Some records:
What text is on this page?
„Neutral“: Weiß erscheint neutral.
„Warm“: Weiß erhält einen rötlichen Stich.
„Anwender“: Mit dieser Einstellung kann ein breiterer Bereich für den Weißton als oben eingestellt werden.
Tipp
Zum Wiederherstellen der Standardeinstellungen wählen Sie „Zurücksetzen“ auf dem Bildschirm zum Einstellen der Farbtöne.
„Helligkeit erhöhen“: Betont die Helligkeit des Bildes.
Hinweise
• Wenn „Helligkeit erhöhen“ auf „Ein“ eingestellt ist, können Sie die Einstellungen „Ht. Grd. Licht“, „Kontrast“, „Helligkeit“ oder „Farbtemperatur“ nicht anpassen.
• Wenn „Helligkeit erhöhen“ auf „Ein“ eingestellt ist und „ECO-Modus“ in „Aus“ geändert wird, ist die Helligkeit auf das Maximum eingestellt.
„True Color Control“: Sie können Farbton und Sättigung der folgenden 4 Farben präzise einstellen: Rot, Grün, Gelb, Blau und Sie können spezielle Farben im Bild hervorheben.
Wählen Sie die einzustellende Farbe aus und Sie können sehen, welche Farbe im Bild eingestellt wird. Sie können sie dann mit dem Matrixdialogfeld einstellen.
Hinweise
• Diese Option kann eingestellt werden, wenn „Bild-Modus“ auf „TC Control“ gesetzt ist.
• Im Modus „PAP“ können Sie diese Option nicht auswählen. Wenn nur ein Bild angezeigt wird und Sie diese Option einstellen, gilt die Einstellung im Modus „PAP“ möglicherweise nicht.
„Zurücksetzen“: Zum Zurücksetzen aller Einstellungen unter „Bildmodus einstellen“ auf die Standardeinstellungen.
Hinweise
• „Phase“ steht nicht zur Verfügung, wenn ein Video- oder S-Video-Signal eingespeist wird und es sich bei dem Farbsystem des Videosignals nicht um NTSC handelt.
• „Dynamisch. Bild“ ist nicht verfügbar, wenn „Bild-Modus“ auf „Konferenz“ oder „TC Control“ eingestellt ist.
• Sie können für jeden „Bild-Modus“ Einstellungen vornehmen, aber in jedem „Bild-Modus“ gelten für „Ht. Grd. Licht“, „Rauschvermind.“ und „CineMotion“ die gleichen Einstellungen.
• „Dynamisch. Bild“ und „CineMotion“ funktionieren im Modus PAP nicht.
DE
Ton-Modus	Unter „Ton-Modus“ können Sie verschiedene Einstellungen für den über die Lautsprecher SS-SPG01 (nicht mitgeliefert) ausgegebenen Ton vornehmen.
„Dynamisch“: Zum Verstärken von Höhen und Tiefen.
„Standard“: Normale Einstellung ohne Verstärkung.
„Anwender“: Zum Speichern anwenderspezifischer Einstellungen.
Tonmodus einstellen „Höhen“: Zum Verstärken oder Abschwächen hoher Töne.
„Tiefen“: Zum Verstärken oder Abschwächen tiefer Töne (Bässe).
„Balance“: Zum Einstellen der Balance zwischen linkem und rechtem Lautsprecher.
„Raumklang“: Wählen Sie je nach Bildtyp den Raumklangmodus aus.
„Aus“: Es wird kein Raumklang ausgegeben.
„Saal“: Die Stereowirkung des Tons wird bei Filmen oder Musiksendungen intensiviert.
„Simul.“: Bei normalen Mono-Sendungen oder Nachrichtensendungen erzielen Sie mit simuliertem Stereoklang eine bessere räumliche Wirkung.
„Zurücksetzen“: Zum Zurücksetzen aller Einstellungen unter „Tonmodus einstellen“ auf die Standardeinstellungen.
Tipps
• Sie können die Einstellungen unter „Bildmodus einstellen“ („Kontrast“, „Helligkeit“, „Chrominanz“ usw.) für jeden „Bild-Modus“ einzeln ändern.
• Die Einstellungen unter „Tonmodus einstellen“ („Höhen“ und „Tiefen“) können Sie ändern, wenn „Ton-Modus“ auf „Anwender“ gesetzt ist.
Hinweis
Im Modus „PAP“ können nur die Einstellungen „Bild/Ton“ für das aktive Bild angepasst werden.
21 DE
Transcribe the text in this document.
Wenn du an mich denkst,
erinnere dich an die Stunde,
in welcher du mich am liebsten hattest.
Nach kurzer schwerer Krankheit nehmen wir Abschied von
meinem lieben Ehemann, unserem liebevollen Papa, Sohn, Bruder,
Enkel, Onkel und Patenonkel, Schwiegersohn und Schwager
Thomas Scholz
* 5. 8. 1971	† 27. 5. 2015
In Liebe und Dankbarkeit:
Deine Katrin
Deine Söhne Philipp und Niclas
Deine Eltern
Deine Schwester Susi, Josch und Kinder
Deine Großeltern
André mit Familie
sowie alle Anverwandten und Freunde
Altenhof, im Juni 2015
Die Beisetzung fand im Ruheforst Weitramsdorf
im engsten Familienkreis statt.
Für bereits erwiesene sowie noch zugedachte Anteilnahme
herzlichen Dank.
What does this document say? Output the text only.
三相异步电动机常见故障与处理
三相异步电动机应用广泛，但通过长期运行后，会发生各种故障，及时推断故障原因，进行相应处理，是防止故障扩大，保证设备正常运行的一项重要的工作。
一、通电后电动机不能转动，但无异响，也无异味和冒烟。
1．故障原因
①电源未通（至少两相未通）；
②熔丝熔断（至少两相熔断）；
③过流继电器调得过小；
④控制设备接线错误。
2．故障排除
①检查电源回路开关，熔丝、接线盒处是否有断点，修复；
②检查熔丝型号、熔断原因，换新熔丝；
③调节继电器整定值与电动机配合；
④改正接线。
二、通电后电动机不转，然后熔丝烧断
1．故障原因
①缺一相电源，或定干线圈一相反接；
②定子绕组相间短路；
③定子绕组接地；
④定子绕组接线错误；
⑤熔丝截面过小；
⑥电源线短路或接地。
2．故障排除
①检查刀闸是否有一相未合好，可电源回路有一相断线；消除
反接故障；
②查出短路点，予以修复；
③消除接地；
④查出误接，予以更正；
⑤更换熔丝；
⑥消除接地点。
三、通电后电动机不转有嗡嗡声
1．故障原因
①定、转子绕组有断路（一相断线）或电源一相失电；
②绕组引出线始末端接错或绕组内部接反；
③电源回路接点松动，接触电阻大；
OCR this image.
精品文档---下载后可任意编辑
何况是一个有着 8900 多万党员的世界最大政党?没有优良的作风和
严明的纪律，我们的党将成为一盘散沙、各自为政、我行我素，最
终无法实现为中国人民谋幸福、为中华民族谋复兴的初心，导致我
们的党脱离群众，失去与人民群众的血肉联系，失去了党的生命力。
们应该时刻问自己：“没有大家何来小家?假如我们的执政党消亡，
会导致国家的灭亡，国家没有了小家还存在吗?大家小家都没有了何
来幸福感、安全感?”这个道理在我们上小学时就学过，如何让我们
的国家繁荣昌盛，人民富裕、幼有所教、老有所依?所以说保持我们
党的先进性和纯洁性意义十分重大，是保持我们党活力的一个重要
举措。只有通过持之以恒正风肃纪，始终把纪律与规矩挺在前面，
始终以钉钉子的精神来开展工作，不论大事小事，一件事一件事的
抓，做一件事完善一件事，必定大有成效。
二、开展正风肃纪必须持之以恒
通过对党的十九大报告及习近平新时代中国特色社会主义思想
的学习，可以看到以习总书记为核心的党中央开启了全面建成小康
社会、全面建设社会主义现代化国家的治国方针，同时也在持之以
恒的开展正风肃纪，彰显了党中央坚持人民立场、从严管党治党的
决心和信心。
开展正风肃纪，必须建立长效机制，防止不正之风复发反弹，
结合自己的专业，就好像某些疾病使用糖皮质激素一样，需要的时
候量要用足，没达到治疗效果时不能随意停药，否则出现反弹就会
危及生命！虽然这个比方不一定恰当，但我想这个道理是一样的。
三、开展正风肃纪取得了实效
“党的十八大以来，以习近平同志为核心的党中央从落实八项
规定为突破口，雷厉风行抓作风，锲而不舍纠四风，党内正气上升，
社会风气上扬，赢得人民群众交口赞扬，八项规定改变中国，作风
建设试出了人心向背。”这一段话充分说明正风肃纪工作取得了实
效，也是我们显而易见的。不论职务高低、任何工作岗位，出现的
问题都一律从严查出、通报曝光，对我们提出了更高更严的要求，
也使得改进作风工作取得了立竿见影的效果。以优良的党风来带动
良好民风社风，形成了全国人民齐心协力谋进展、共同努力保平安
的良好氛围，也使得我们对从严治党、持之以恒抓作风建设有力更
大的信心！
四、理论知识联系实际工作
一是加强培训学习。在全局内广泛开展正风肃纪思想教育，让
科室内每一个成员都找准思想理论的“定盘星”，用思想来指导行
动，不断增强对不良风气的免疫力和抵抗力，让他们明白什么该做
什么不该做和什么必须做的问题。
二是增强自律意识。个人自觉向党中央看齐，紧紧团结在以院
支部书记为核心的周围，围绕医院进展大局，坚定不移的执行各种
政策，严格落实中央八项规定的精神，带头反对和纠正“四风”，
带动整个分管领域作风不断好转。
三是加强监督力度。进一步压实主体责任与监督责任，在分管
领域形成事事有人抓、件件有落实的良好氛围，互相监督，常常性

Task directions:
From the data above, copy each line where the string "kann" appears.

Reply:
„Anwender“: Mit dieser Einstellung kann ein breiterer Bereich für den Weißton als oben eingestellt werden.
• Diese Option kann eingestellt werden, wenn „Bild-Modus“ auf „TC Control“ gesetzt ist.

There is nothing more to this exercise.